WHAT THE TASK ASKS. Your task is to repeat, word for word, the line containing "Give me a plain-text" and all lines that follow it to the end of the material, and no other lines.

Dataset entries.
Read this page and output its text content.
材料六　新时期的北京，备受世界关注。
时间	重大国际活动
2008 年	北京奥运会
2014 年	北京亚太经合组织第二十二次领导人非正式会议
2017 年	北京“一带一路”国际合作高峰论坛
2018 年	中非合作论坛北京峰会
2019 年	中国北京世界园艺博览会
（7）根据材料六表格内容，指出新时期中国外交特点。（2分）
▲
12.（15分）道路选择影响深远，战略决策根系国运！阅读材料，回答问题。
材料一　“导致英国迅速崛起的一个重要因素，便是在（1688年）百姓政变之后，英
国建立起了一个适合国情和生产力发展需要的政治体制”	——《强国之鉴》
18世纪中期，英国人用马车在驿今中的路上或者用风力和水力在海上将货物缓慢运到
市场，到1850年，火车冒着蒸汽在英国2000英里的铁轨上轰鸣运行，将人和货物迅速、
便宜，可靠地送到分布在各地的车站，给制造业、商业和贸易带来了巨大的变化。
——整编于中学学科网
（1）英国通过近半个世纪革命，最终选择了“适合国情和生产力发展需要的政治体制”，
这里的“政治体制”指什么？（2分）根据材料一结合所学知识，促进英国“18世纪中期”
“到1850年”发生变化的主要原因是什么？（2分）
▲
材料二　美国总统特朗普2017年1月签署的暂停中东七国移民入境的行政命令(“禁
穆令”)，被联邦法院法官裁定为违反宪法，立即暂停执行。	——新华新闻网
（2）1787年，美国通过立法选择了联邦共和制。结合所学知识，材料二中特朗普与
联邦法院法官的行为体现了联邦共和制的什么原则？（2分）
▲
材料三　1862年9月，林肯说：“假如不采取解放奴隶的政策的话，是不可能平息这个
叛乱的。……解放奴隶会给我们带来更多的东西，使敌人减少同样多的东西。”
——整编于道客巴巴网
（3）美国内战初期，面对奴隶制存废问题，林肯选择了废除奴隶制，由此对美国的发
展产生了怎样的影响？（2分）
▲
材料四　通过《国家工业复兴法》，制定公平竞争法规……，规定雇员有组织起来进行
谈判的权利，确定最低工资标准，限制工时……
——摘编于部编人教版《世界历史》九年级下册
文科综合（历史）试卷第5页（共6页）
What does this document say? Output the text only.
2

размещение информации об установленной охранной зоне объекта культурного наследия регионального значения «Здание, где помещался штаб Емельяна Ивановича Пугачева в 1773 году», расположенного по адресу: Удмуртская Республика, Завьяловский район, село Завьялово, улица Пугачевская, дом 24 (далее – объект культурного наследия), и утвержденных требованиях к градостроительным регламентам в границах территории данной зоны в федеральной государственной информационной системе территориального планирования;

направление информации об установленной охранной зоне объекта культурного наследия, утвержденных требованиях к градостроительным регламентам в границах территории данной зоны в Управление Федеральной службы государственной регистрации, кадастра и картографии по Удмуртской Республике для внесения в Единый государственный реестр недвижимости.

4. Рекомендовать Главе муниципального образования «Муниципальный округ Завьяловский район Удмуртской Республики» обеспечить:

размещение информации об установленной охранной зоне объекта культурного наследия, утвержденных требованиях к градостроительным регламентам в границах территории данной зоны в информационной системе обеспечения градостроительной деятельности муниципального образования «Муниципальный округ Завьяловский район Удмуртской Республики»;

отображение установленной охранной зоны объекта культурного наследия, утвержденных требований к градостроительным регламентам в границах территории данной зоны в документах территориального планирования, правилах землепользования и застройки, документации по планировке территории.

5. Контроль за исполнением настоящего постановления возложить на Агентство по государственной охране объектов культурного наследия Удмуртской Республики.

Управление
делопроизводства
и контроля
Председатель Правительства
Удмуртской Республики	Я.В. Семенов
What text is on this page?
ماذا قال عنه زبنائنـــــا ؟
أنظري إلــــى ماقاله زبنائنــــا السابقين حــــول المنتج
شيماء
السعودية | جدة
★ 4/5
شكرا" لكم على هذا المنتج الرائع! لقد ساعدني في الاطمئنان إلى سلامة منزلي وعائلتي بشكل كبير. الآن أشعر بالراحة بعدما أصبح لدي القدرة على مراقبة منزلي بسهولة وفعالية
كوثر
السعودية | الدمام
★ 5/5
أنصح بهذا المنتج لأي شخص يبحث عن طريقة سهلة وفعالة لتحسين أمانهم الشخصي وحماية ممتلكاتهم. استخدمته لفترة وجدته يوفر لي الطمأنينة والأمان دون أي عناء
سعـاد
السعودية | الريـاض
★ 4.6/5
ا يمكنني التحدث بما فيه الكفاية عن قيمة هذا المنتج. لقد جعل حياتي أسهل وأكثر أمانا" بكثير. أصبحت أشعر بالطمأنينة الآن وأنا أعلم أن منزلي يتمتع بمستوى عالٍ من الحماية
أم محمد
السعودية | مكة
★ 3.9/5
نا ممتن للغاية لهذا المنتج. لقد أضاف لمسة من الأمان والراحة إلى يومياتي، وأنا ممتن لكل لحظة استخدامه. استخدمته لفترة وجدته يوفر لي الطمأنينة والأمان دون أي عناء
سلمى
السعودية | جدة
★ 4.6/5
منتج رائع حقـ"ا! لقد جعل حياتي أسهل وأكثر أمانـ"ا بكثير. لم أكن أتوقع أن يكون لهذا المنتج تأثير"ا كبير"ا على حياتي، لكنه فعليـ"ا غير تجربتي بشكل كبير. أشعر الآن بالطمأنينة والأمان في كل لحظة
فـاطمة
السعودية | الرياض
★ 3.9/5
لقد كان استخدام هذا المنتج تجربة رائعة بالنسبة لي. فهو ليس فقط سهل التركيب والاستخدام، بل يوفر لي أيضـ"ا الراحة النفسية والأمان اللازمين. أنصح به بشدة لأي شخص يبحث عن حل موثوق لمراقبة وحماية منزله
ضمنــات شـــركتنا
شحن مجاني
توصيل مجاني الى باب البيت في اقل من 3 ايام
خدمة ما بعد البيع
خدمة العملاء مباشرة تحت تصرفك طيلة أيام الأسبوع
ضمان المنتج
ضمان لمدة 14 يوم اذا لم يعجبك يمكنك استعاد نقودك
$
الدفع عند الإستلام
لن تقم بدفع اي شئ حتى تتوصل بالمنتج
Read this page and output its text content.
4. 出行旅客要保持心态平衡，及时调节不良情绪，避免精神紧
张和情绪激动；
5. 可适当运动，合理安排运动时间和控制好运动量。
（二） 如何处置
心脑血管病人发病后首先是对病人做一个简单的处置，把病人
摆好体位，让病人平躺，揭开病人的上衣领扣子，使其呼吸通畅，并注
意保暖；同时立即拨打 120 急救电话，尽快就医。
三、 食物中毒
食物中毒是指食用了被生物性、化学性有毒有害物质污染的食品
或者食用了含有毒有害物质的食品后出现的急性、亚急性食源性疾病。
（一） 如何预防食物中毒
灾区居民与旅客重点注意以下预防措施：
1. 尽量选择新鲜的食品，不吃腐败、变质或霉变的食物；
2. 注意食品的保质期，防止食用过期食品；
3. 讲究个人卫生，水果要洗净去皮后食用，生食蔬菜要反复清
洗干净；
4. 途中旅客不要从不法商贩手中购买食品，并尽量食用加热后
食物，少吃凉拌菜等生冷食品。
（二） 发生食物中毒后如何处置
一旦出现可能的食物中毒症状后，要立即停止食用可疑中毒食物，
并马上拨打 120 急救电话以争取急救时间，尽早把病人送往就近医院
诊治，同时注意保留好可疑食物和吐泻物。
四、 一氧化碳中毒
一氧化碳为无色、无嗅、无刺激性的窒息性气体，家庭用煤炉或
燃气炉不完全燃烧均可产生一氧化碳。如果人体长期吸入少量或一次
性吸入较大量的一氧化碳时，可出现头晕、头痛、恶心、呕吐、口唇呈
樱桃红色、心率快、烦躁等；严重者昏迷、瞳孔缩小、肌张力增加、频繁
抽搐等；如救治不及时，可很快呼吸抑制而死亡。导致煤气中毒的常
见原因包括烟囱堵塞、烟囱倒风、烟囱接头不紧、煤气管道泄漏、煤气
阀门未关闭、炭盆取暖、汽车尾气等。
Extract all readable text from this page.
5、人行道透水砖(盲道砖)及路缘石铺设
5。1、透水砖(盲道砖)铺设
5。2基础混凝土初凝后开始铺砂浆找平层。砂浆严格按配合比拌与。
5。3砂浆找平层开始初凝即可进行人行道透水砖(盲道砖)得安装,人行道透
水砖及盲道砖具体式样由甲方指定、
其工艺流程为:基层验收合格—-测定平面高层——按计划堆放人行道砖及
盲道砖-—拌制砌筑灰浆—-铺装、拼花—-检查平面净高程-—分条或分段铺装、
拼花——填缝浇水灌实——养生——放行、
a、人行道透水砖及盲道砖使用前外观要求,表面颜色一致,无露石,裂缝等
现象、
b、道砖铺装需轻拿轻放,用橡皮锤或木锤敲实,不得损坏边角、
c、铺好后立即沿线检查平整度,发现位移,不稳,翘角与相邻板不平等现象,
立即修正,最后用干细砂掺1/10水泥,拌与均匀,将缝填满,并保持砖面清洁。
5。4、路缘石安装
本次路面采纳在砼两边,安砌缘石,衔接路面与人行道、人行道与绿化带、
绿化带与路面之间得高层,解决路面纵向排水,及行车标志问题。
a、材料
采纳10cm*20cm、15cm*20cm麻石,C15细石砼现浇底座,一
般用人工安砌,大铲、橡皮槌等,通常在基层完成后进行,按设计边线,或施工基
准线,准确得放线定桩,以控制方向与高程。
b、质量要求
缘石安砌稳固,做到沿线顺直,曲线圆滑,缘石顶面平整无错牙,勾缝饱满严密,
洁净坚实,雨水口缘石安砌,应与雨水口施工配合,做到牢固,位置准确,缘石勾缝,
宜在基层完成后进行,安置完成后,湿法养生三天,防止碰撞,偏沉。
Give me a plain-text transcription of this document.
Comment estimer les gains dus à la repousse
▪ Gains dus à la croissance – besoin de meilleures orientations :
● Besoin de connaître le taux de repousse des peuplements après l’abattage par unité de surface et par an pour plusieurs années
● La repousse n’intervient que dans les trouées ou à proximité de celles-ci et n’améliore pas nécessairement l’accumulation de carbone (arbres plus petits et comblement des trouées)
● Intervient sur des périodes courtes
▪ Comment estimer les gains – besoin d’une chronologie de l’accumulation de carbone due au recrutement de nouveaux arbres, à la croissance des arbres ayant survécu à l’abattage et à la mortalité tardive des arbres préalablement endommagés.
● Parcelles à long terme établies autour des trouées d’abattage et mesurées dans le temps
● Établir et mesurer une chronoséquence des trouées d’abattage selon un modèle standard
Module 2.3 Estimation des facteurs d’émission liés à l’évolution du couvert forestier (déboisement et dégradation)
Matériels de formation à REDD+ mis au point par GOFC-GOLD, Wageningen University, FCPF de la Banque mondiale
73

EXERCISE OUTPUT.
Give me a plain-text transcription of this document.
Comment estimer les gains dus à la repousse
▪ Gains dus à la croissance – besoin de meilleures orientations :
● Besoin de connaître le taux de repousse des peuplements après l’abattage par unité de surface et par an pour plusieurs années
● La repousse n’intervient que dans les trouées ou à proximité de celles-ci et n’améliore pas nécessairement l’accumulation de carbone (arbres plus petits et comblement des trouées)
● Intervient sur des périodes courtes
▪ Comment estimer les gains – besoin d’une chronologie de l’accumulation de carbone due au recrutement de nouveaux arbres, à la croissance des arbres ayant survécu à l’abattage et à la mortalité tardive des arbres préalablement endommagés.
● Parcelles à long terme établies autour des trouées d’abattage et mesurées dans le temps
● Établir et mesurer une chronoséquence des trouées d’abattage selon un modèle standard
Module 2.3 Estimation des facteurs d’émission liés à l’évolution du couvert forestier (déboisement et dégradation)
Matériels de formation à REDD+ mis au point par GOFC-GOLD, Wageningen University, FCPF de la Banque mondiale
73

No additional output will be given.